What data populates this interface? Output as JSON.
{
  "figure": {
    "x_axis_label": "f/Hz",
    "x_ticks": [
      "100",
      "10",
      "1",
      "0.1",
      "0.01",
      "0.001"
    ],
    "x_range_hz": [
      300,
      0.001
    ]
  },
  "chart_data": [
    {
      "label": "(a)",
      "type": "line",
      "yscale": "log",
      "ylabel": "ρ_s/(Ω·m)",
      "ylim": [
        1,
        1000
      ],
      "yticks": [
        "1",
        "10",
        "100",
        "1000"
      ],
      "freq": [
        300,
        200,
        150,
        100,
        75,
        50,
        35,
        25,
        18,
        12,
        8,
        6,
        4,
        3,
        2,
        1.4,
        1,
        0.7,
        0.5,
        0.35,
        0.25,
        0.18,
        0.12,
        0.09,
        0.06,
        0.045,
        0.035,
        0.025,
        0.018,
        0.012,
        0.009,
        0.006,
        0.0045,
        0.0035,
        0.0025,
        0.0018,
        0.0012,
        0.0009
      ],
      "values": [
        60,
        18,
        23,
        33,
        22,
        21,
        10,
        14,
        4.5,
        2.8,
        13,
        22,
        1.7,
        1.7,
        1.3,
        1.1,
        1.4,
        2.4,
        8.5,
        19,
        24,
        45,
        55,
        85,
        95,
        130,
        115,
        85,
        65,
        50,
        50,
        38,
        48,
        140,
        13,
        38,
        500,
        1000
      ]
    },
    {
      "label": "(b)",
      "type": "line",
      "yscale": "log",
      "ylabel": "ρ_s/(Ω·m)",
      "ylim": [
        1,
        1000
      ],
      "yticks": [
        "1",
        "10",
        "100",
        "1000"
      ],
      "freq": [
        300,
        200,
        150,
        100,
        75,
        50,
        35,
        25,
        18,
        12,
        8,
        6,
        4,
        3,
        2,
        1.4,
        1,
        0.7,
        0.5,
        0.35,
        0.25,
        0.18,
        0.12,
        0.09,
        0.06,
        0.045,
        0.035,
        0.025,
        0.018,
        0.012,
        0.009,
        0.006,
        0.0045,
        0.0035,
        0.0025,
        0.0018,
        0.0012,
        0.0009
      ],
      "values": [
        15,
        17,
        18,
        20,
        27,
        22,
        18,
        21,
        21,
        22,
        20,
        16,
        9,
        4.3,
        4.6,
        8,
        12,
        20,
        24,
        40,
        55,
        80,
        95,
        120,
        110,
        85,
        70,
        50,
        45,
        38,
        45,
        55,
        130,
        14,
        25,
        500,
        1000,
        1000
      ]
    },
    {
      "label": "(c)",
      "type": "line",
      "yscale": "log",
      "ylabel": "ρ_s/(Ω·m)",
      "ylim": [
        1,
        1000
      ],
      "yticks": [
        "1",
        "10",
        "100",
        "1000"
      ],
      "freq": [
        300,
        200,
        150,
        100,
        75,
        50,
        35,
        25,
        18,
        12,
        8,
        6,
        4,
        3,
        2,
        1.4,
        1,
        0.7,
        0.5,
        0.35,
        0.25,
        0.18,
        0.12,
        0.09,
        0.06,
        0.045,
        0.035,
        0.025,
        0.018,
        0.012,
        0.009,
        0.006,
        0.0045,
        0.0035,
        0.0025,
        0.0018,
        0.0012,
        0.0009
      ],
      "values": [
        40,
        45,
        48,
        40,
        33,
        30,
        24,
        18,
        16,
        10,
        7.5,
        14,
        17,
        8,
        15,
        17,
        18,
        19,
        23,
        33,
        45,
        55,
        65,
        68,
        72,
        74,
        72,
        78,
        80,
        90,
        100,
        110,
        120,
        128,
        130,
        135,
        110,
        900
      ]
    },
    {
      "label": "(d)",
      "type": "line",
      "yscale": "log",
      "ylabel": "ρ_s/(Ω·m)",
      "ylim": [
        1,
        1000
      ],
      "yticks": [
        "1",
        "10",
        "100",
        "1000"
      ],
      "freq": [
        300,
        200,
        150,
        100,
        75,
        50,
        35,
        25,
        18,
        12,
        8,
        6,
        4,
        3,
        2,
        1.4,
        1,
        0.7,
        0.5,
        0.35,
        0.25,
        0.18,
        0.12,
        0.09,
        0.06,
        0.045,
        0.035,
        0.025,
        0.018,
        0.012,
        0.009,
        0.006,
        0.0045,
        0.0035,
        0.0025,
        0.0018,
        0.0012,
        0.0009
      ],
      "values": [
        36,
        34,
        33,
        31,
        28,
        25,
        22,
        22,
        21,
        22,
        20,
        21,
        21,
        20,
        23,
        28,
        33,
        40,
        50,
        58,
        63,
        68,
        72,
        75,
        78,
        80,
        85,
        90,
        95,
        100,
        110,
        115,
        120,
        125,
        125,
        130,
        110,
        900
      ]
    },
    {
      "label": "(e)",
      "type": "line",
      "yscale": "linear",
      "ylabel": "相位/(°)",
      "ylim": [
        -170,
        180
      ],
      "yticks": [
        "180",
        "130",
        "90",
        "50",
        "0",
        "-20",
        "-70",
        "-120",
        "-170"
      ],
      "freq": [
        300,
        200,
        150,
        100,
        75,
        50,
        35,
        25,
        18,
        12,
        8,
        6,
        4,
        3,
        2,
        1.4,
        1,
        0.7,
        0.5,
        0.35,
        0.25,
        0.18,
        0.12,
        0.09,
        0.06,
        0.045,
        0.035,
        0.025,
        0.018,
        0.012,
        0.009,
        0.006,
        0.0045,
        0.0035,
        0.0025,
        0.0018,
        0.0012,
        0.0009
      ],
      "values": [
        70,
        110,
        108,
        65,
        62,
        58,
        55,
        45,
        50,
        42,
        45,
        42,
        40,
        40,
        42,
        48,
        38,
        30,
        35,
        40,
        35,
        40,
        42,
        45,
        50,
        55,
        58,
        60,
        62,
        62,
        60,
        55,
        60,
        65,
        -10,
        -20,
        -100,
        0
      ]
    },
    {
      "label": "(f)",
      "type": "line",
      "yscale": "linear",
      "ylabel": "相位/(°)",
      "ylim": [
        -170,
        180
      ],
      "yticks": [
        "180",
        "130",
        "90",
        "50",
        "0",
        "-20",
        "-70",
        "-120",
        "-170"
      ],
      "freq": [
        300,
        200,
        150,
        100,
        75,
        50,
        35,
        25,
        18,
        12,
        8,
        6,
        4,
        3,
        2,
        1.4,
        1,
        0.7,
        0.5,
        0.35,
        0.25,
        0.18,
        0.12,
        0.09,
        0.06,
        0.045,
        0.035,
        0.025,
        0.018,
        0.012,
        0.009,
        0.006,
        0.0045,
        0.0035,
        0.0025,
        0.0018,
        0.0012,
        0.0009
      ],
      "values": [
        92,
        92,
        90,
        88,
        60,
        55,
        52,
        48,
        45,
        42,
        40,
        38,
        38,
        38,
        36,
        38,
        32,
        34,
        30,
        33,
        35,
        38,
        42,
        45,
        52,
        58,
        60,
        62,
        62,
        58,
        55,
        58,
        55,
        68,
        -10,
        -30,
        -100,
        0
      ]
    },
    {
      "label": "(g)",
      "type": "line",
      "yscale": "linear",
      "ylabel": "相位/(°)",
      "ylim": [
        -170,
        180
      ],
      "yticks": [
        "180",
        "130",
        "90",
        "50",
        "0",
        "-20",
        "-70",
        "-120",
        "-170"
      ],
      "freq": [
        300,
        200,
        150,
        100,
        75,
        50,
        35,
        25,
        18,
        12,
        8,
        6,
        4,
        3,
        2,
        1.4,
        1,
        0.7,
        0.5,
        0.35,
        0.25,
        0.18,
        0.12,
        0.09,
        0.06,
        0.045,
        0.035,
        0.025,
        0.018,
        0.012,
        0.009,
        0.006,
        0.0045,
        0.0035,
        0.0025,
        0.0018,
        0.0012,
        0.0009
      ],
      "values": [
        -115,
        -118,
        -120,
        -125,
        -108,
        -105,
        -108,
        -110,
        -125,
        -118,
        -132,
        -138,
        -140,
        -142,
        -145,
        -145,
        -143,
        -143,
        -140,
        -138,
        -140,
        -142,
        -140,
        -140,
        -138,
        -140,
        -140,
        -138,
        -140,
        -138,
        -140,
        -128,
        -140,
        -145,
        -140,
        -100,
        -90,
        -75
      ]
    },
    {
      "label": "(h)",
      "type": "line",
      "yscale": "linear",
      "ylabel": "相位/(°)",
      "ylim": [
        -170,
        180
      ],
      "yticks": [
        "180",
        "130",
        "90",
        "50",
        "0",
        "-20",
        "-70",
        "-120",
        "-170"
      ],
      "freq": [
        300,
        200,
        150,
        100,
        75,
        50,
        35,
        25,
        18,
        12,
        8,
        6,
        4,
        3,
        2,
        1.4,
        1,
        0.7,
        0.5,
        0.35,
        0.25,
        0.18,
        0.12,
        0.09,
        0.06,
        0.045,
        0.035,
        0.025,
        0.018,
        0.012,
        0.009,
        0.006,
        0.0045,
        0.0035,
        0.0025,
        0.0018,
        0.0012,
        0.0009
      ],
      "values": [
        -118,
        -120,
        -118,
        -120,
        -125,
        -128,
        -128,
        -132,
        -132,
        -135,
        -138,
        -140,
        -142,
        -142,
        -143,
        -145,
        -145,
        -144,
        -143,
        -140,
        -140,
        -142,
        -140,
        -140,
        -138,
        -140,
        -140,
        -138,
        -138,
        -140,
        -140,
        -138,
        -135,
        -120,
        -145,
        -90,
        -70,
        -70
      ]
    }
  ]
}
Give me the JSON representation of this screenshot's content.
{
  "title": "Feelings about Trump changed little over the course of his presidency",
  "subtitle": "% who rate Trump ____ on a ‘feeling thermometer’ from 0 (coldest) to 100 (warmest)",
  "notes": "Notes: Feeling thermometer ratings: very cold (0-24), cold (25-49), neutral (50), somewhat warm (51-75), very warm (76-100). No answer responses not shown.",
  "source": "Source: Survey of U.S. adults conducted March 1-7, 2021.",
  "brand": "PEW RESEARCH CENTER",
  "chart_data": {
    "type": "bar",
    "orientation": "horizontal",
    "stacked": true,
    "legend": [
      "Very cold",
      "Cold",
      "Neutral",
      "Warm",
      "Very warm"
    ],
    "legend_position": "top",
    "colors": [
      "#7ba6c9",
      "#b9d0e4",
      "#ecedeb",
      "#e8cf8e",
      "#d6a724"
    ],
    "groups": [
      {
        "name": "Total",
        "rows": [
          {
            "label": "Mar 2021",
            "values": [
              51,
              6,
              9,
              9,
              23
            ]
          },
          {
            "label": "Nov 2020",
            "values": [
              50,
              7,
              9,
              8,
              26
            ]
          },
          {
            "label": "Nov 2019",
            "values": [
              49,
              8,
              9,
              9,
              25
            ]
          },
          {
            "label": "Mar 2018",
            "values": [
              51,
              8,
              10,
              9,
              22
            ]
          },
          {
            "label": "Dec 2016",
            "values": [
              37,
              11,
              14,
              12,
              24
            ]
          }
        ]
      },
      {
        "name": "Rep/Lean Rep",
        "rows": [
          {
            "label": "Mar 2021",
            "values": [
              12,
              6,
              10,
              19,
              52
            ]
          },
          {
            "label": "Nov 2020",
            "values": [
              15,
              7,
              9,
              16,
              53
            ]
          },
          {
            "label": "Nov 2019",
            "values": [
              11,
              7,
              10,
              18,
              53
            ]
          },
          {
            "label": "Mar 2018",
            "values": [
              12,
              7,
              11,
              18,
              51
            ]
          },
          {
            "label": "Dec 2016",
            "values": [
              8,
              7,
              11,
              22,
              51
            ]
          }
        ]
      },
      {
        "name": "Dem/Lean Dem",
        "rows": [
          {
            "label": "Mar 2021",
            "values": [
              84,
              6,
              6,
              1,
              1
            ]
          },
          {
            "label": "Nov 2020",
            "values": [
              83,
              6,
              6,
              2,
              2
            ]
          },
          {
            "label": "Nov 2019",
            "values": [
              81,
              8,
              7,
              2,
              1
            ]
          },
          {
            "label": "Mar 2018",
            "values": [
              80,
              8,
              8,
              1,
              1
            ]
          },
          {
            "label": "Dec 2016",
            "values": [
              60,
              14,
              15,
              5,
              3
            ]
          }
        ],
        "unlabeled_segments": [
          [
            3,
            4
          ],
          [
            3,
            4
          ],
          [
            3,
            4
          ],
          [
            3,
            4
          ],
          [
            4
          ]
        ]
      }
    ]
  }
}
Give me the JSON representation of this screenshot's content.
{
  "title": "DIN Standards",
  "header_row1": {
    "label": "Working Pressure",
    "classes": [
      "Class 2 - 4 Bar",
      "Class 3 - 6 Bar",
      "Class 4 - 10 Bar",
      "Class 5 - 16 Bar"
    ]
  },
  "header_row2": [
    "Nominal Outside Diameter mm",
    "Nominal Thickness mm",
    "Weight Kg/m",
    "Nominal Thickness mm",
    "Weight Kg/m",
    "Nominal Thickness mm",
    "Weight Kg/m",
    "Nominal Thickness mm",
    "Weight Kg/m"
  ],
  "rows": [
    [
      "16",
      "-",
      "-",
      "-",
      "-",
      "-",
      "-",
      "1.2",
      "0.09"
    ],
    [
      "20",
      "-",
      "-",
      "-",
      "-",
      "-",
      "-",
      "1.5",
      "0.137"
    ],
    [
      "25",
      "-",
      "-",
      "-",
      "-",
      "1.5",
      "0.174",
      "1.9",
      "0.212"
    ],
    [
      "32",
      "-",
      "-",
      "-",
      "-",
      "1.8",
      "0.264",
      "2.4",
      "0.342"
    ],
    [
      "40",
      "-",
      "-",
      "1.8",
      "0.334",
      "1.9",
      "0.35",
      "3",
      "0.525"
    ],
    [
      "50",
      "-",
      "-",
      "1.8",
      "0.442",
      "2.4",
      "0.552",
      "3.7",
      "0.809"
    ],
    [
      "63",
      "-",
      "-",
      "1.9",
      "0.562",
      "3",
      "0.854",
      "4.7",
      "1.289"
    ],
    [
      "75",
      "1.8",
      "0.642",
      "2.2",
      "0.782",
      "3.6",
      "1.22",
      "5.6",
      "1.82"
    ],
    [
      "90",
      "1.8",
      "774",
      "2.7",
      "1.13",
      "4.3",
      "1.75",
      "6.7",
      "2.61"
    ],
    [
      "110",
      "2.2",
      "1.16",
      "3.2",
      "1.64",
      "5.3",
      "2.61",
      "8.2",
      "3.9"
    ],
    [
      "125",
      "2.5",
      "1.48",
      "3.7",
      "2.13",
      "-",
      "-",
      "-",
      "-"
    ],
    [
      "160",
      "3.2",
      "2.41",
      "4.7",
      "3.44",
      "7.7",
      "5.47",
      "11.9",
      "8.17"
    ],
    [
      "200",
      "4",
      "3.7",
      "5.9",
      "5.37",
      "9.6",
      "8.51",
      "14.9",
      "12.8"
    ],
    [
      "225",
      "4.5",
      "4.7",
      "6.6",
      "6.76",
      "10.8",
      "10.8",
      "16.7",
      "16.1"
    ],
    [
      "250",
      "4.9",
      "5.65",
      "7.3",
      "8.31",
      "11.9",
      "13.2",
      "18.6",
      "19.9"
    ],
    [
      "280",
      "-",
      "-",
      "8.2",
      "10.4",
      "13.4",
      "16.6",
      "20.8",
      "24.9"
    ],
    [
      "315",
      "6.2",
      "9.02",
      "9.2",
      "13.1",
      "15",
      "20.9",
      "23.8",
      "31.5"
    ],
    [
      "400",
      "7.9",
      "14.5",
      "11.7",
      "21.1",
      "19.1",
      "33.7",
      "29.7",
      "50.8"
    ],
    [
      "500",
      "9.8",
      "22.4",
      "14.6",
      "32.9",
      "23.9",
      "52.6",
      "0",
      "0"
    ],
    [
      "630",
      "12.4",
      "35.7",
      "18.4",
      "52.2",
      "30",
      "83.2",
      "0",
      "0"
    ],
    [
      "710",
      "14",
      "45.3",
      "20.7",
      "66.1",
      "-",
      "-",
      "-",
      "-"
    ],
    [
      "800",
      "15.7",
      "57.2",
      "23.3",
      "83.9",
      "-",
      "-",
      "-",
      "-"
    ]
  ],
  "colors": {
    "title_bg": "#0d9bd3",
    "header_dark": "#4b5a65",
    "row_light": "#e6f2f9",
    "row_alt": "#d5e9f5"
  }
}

Required task -
Find each line holding "name". Copy it out.

Finished task -
        "name": "Total",
        "name": "Rep/Lean Rep",
        "name": "Dem/Lean Dem",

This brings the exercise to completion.